→ **Problem requirements**
Extract each record and reproduce it exactly.

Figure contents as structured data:
════════════════════
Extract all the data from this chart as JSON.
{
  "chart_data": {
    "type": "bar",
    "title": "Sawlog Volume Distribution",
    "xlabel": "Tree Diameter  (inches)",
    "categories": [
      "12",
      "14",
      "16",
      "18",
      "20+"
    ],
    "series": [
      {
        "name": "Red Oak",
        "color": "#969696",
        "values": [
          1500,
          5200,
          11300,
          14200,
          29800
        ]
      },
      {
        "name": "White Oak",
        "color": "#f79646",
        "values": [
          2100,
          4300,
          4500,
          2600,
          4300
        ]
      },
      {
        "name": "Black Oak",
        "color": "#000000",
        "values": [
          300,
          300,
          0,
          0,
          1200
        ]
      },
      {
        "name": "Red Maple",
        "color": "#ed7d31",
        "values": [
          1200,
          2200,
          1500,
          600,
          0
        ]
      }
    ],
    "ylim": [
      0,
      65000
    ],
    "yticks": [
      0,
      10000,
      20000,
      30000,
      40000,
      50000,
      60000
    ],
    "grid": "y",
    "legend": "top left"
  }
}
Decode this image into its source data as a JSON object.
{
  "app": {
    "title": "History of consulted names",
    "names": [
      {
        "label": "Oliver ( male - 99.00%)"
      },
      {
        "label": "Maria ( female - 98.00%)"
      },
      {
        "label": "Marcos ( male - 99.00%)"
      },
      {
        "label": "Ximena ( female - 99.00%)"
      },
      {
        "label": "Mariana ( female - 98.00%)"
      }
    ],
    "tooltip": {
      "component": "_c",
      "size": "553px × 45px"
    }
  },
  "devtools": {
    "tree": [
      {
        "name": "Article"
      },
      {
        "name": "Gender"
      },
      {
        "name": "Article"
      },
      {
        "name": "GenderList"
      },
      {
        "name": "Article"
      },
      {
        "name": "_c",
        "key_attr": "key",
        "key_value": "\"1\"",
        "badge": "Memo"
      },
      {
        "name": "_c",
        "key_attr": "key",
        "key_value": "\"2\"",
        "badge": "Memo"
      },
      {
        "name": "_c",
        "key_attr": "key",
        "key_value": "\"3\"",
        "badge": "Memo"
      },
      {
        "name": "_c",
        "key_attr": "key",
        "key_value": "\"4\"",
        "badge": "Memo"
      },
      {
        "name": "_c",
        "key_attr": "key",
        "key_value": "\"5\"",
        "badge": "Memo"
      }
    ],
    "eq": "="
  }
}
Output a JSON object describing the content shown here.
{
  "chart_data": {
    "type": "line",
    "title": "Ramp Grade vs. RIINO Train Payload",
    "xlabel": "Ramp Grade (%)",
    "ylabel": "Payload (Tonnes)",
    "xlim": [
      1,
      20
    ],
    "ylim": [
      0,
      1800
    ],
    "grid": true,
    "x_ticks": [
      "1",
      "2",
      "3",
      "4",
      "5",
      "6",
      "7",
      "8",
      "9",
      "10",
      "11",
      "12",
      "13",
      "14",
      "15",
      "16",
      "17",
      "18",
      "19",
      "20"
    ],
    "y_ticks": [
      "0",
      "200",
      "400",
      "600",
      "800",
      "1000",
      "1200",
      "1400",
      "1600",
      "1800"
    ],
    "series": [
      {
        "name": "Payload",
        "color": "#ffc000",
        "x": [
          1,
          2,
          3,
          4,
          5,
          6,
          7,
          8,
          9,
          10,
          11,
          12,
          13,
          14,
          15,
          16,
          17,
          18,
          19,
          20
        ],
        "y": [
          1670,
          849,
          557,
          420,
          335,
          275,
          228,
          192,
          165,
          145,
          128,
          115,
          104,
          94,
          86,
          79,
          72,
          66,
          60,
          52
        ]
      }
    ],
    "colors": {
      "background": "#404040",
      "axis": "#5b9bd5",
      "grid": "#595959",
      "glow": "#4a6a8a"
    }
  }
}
════════════════════
→ **Written response**
Extract all the data from this chart as JSON.
{
  "chart_data": {
    "type": "bar",
    "title": "Sawlog Volume Distribution",
    "xlabel": "Tree Diameter  (inches)",
    "categories": [
      "12",
      "14",
      "16",
      "18",
      "20+"
    ],
    "series": [
      {
        "name": "Red Oak",
        "color": "#969696",
        "values": [
          1500,
          5200,
          11300,
          14200,
          29800
        ]
      },
      {
        "name": "White Oak",
        "color": "#f79646",
        "values": [
          2100,
          4300,
          4500,
          2600,
          4300
        ]
      },
      {
        "name": "Black Oak",
        "color": "#000000",
        "values": [
          300,
          300,
          0,
          0,
          1200
        ]
      },
      {
        "name": "Red Maple",
        "color": "#ed7d31",
        "values": [
          1200,
          2200,
          1500,
          600,
          0
        ]
      }
    ],
    "ylim": [
      0,
      65000
    ],
    "yticks": [
      0,
      10000,
      20000,
      30000,
      40000,
      50000,
      60000
    ],
    "grid": "y",
    "legend": "top left"
  }
}
Decode this image into its source data as a JSON object.
{
  "app": {
    "title": "History of consulted names",
    "names": [
      {
        "label": "Oliver ( male - 99.00%)"
      },
      {
        "label": "Maria ( female - 98.00%)"
      },
      {
        "label": "Marcos ( male - 99.00%)"
      },
      {
        "label": "Ximena ( female - 99.00%)"
      },
      {
        "label": "Mariana ( female - 98.00%)"
      }
    ],
    "tooltip": {
      "component": "_c",
      "size": "553px × 45px"
    }
  },
  "devtools": {
    "tree": [
      {
        "name": "Article"
      },
      {
        "name": "Gender"
      },
      {
        "name": "Article"
      },
      {
        "name": "GenderList"
      },
      {
        "name": "Article"
      },
      {
        "name": "_c",
        "key_attr": "key",
        "key_value": "\"1\"",
        "badge": "Memo"
      },
      {
        "name": "_c",
        "key_attr": "key",
        "key_value": "\"2\"",
        "badge": "Memo"
      },
      {
        "name": "_c",
        "key_attr": "key",
        "key_value": "\"3\"",
        "badge": "Memo"
      },
      {
        "name": "_c",
        "key_attr": "key",
        "key_value": "\"4\"",
        "badge": "Memo"
      },
      {
        "name": "_c",
        "key_attr": "key",
        "key_value": "\"5\"",
        "badge": "Memo"
      }
    ],
    "eq": "="
  }
}
Output a JSON object describing the content shown here.
{
  "chart_data": {
    "type": "line",
    "title": "Ramp Grade vs. RIINO Train Payload",
    "xlabel": "Ramp Grade (%)",
    "ylabel": "Payload (Tonnes)",
    "xlim": [
      1,
      20
    ],
    "ylim": [
      0,
      1800
    ],
    "grid": true,
    "x_ticks": [
      "1",
      "2",
      "3",
      "4",
      "5",
      "6",
      "7",
      "8",
      "9",
      "10",
      "11",
      "12",
      "13",
      "14",
      "15",
      "16",
      "17",
      "18",
      "19",
      "20"
    ],
    "y_ticks": [
      "0",
      "200",
      "400",
      "600",
      "800",
      "1000",
      "1200",
      "1400",
      "1600",
      "1800"
    ],
    "series": [
      {
        "name": "Payload",
        "color": "#ffc000",
        "x": [
          1,
          2,
          3,
          4,
          5,
          6,
          7,
          8,
          9,
          10,
          11,
          12,
          13,
          14,
          15,
          16,
          17,
          18,
          19,
          20
        ],
        "y": [
          1670,
          849,
          557,
          420,
          335,
          275,
          228,
          192,
          165,
          145,
          128,
          115,
          104,
          94,
          86,
          79,
          72,
          66,
          60,
          52
        ]
      }
    ],
    "colors": {
      "background": "#404040",
      "axis": "#5b9bd5",
      "grid": "#595959",
      "glow": "#4a6a8a"
    }
  }
}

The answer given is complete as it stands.